### AIM OF THE EXERCISE:
Copy out all of the material below, renaming every "colony" to "spot" and leaving everything else unchanged.

### SUPPLIED MATERIAL:
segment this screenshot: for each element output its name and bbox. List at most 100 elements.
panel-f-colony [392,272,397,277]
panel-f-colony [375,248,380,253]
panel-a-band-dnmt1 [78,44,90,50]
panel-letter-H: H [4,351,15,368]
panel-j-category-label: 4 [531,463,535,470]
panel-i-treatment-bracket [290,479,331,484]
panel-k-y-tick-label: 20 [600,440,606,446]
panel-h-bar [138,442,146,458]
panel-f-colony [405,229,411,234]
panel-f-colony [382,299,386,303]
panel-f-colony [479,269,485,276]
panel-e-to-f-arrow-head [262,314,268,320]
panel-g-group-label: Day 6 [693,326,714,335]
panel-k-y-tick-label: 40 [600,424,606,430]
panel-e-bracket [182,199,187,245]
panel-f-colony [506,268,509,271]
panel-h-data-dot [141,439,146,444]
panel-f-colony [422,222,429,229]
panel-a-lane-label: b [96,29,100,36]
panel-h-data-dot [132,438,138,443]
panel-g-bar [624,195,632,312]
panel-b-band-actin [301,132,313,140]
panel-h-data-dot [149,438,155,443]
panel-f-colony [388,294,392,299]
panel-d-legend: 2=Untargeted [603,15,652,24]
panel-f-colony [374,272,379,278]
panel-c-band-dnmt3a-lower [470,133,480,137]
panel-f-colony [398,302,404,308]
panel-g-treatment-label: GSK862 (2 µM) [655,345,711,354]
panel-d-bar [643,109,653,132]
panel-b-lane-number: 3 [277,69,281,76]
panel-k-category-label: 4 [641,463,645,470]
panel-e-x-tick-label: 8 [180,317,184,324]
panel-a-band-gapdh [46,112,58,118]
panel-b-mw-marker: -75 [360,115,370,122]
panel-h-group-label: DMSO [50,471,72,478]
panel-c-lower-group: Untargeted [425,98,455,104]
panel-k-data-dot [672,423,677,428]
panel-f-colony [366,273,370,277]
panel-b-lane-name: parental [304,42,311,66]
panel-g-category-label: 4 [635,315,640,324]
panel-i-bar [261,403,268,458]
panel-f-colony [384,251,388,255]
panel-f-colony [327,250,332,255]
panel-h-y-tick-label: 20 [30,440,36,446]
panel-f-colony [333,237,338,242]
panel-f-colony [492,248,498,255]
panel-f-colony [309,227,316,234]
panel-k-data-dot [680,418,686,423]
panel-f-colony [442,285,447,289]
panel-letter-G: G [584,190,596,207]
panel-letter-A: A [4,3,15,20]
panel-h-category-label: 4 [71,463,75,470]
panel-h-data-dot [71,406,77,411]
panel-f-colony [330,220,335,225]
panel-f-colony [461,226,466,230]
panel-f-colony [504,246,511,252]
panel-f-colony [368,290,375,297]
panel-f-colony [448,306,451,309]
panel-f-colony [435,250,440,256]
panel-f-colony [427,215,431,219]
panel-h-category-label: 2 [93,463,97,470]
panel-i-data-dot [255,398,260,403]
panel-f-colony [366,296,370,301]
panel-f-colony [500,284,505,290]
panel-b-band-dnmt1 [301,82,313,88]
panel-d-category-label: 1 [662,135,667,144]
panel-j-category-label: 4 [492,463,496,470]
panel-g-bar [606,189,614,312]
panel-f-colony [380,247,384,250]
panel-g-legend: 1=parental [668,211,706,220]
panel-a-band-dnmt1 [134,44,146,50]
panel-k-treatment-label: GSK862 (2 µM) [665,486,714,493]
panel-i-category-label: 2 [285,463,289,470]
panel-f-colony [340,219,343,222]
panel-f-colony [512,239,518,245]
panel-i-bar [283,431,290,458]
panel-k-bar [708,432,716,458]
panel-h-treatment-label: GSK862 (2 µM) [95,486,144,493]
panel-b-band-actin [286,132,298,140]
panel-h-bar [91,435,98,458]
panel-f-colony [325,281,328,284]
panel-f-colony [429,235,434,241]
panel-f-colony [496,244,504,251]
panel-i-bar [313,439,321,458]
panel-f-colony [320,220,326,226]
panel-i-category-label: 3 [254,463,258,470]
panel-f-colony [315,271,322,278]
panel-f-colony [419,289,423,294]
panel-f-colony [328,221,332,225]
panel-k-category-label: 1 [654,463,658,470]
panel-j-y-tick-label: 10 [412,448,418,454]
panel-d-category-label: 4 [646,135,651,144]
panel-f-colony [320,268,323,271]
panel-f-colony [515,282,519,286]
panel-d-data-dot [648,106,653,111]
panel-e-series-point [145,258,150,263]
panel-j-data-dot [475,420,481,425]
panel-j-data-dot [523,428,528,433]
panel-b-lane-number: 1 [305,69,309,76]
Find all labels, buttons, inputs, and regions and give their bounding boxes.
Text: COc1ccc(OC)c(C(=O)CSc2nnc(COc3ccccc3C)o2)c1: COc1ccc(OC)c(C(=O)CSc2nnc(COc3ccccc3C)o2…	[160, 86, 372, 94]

### RESPONSE TO THE TASK:
segment this screenshot: for each element output its name and bbox. List at most 100 elements.
panel-f-spot [392,272,397,277]
panel-f-spot [375,248,380,253]
panel-a-band-dnmt1 [78,44,90,50]
panel-letter-H: H [4,351,15,368]
panel-j-category-label: 4 [531,463,535,470]
panel-i-treatment-bracket [290,479,331,484]
panel-k-y-tick-label: 20 [600,440,606,446]
panel-h-bar [138,442,146,458]
panel-f-spot [405,229,411,234]
panel-f-spot [382,299,386,303]
panel-f-spot [479,269,485,276]
panel-e-to-f-arrow-head [262,314,268,320]
panel-g-group-label: Day 6 [693,326,714,335]
panel-k-y-tick-label: 40 [600,424,606,430]
panel-e-bracket [182,199,187,245]
panel-f-spot [506,268,509,271]
panel-h-data-dot [141,439,146,444]
panel-f-spot [422,222,429,229]
panel-a-lane-label: b [96,29,100,36]
panel-h-data-dot [132,438,138,443]
panel-g-bar [624,195,632,312]
panel-b-band-actin [301,132,313,140]
panel-h-data-dot [149,438,155,443]
panel-f-spot [388,294,392,299]
panel-d-legend: 2=Untargeted [603,15,652,24]
panel-f-spot [374,272,379,278]
panel-c-band-dnmt3a-lower [470,133,480,137]
panel-f-spot [398,302,404,308]
panel-g-treatment-label: GSK862 (2 µM) [655,345,711,354]
panel-d-bar [643,109,653,132]
panel-b-lane-number: 3 [277,69,281,76]
panel-k-category-label: 4 [641,463,645,470]
panel-e-x-tick-label: 8 [180,317,184,324]
panel-a-band-gapdh [46,112,58,118]
panel-b-mw-marker: -75 [360,115,370,122]
panel-h-group-label: DMSO [50,471,72,478]
panel-c-lower-group: Untargeted [425,98,455,104]
panel-k-data-dot [672,423,677,428]
panel-f-spot [366,273,370,277]
panel-b-lane-name: parental [304,42,311,66]
panel-g-category-label: 4 [635,315,640,324]
panel-i-bar [261,403,268,458]
panel-f-spot [384,251,388,255]
panel-f-spot [327,250,332,255]
panel-h-y-tick-label: 20 [30,440,36,446]
panel-f-spot [333,237,338,242]
panel-f-spot [492,248,498,255]
panel-f-spot [309,227,316,234]
panel-k-data-dot [680,418,686,423]
panel-f-spot [442,285,447,289]
panel-letter-G: G [584,190,596,207]
panel-letter-A: A [4,3,15,20]
panel-h-category-label: 4 [71,463,75,470]
panel-h-data-dot [71,406,77,411]
panel-f-spot [330,220,335,225]
panel-f-spot [461,226,466,230]
panel-f-spot [504,246,511,252]
panel-f-spot [368,290,375,297]
panel-f-spot [448,306,451,309]
panel-f-spot [435,250,440,256]
panel-f-spot [427,215,431,219]
panel-h-category-label: 2 [93,463,97,470]
panel-i-data-dot [255,398,260,403]
panel-f-spot [366,296,370,301]
panel-f-spot [500,284,505,290]
panel-b-band-dnmt1 [301,82,313,88]
panel-d-category-label: 1 [662,135,667,144]
panel-j-category-label: 4 [492,463,496,470]
panel-g-bar [606,189,614,312]
panel-f-spot [380,247,384,250]
panel-g-legend: 1=parental [668,211,706,220]
panel-a-band-dnmt1 [134,44,146,50]
panel-k-treatment-label: GSK862 (2 µM) [665,486,714,493]
panel-i-category-label: 2 [285,463,289,470]
panel-f-spot [340,219,343,222]
panel-f-spot [512,239,518,245]
panel-i-bar [283,431,290,458]
panel-k-bar [708,432,716,458]
panel-h-treatment-label: GSK862 (2 µM) [95,486,144,493]
panel-b-band-actin [286,132,298,140]
panel-h-bar [91,435,98,458]
panel-f-spot [325,281,328,284]
panel-f-spot [429,235,434,241]
panel-f-spot [496,244,504,251]
panel-i-bar [313,439,321,458]
panel-f-spot [320,220,326,226]
panel-i-category-label: 3 [254,463,258,470]
panel-f-spot [315,271,322,278]
panel-f-spot [419,289,423,294]
panel-f-spot [328,221,332,225]
panel-k-category-label: 1 [654,463,658,470]
panel-j-y-tick-label: 10 [412,448,418,454]
panel-d-category-label: 4 [646,135,651,144]
panel-f-spot [320,268,323,271]
panel-f-spot [515,282,519,286]
panel-d-data-dot [648,106,653,111]
panel-e-series-point [145,258,150,263]
panel-j-data-dot [475,420,481,425]
panel-j-data-dot [523,428,528,433]
panel-b-lane-number: 1 [305,69,309,76]
Find all labels, buttons, inputs, and regions and give their bounding boxes.
Text: COc1ccc(OC)c(C(=O)CSc2nnc(COc3ccccc3C)o2)c1: COc1ccc(OC)c(C(=O)CSc2nnc(COc3ccccc3C)o2…	[160, 86, 372, 94]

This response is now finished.